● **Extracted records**

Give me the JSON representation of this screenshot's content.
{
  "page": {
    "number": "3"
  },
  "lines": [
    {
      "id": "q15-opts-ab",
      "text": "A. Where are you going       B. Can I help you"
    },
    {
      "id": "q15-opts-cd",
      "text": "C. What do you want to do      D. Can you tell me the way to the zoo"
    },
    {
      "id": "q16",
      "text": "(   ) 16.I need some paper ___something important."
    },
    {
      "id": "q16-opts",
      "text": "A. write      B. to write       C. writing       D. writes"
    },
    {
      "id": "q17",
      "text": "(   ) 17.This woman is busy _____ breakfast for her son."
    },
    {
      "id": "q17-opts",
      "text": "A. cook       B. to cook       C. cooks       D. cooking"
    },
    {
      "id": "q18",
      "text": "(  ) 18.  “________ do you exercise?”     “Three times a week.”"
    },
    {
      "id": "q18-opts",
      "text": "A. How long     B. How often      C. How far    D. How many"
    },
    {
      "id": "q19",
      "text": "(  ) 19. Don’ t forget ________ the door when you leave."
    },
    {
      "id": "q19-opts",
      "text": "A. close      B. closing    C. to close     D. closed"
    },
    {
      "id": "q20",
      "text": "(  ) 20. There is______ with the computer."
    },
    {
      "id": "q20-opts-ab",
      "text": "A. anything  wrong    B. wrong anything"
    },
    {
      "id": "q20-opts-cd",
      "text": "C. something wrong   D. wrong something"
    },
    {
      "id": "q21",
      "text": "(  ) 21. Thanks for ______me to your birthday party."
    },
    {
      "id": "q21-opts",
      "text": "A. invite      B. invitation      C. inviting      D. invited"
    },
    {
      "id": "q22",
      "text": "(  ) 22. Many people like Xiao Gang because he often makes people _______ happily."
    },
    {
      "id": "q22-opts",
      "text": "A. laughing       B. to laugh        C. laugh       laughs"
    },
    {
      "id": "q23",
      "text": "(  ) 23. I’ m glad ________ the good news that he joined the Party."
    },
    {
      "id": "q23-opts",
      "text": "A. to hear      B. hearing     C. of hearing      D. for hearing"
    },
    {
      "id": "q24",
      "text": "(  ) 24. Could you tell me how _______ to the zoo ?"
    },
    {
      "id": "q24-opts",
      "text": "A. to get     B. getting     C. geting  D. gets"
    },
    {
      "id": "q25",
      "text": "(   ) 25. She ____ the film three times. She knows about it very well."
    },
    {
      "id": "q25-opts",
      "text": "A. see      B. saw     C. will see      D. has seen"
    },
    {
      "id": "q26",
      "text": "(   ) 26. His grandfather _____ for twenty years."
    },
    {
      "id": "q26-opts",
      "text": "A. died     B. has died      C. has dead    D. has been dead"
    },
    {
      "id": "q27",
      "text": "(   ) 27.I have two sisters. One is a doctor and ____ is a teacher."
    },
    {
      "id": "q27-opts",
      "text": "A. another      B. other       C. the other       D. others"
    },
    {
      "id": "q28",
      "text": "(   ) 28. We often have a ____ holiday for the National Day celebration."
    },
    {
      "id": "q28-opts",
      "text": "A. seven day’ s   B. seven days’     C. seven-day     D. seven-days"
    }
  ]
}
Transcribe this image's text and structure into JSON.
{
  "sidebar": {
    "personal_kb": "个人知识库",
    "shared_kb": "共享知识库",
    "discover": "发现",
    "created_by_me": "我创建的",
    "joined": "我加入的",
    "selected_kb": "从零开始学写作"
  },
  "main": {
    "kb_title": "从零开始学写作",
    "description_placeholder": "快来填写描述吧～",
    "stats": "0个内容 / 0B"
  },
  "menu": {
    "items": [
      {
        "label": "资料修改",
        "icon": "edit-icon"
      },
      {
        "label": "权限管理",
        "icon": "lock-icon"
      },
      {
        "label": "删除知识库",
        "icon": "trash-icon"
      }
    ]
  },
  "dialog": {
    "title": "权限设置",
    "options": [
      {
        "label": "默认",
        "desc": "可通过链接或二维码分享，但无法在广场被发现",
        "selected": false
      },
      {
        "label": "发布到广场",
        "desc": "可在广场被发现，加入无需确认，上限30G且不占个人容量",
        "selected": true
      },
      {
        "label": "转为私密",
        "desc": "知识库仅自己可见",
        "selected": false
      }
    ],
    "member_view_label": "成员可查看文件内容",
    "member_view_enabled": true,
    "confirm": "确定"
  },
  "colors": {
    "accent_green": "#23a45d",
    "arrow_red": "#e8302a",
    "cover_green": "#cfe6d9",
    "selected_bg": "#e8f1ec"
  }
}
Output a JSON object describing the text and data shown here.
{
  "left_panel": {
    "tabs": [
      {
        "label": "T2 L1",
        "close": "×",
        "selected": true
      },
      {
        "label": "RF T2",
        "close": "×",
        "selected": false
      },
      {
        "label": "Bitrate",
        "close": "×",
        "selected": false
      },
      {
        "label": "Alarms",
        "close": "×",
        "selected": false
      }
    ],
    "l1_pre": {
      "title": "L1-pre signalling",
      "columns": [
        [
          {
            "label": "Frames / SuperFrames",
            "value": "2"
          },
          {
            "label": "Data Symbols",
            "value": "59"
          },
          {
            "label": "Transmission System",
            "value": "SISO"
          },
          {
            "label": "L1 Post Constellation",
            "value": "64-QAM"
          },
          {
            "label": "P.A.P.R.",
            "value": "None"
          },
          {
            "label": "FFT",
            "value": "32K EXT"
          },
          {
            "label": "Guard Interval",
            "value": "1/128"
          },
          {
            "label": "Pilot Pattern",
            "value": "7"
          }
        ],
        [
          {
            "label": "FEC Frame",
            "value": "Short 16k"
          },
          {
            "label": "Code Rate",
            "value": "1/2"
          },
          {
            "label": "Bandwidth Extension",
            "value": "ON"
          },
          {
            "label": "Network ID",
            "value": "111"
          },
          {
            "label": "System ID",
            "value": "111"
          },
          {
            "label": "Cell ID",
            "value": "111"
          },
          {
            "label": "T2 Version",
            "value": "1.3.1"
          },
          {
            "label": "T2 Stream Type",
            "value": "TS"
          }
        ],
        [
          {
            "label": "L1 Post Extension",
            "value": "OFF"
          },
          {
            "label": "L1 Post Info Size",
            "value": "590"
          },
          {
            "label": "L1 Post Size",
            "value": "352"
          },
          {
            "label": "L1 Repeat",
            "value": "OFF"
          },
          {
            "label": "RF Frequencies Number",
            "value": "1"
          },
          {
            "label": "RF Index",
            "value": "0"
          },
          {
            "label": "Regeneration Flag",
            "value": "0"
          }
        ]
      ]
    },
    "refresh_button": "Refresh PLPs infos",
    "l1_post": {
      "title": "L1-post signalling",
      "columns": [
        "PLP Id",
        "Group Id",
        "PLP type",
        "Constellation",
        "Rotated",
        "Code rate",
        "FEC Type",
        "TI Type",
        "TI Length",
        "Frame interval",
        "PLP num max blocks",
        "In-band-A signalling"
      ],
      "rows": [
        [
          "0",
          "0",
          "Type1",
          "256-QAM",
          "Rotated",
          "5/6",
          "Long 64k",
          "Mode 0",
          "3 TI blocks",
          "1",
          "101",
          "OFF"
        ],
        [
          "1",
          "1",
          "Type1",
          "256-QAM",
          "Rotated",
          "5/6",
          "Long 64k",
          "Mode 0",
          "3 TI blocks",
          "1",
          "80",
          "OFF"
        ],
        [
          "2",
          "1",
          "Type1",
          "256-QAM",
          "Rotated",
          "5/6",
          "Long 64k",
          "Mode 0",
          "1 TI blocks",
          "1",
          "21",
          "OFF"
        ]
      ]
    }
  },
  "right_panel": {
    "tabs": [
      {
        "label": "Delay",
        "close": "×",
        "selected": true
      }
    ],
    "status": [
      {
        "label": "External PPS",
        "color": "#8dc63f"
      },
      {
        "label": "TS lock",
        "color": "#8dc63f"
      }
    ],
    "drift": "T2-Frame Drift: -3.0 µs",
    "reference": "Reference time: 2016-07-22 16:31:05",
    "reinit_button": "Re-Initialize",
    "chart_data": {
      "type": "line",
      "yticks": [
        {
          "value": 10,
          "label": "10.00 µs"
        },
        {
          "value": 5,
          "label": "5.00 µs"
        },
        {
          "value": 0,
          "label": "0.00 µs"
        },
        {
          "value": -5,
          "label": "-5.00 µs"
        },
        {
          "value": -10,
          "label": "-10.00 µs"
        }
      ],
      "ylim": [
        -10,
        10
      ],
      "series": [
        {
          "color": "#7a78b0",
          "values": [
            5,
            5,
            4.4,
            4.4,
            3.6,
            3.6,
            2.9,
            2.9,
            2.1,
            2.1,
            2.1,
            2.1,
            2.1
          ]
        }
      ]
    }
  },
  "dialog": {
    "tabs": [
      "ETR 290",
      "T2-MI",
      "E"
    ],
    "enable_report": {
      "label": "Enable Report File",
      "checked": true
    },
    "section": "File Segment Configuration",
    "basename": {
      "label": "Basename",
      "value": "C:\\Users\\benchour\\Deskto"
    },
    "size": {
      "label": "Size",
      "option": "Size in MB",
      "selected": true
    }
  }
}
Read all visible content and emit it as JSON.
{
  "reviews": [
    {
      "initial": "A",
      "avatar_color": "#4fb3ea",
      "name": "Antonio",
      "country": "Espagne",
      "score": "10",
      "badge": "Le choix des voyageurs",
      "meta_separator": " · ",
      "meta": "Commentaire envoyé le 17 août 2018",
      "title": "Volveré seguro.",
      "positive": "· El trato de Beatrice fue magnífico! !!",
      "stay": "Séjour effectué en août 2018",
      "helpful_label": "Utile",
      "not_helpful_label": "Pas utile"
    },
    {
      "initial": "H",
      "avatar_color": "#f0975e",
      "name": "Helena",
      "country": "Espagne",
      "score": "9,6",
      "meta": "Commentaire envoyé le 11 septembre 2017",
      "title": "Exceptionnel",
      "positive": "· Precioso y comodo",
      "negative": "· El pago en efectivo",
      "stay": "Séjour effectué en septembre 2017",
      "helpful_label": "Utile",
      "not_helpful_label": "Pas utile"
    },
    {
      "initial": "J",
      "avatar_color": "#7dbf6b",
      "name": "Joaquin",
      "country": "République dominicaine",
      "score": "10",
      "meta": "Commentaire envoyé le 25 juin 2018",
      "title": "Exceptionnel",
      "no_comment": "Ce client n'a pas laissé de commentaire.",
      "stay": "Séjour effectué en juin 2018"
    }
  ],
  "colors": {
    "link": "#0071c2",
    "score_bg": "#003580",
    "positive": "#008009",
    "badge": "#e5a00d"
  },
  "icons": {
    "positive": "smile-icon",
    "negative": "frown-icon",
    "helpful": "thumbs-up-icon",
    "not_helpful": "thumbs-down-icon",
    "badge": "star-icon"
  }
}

● **Exercise description**
From the listing above, copy out each line where the word "signalling" appears.

● **The solution**
      "title": "L1-pre signalling",
      "title": "L1-post signalling",
        "In-band-A signalling"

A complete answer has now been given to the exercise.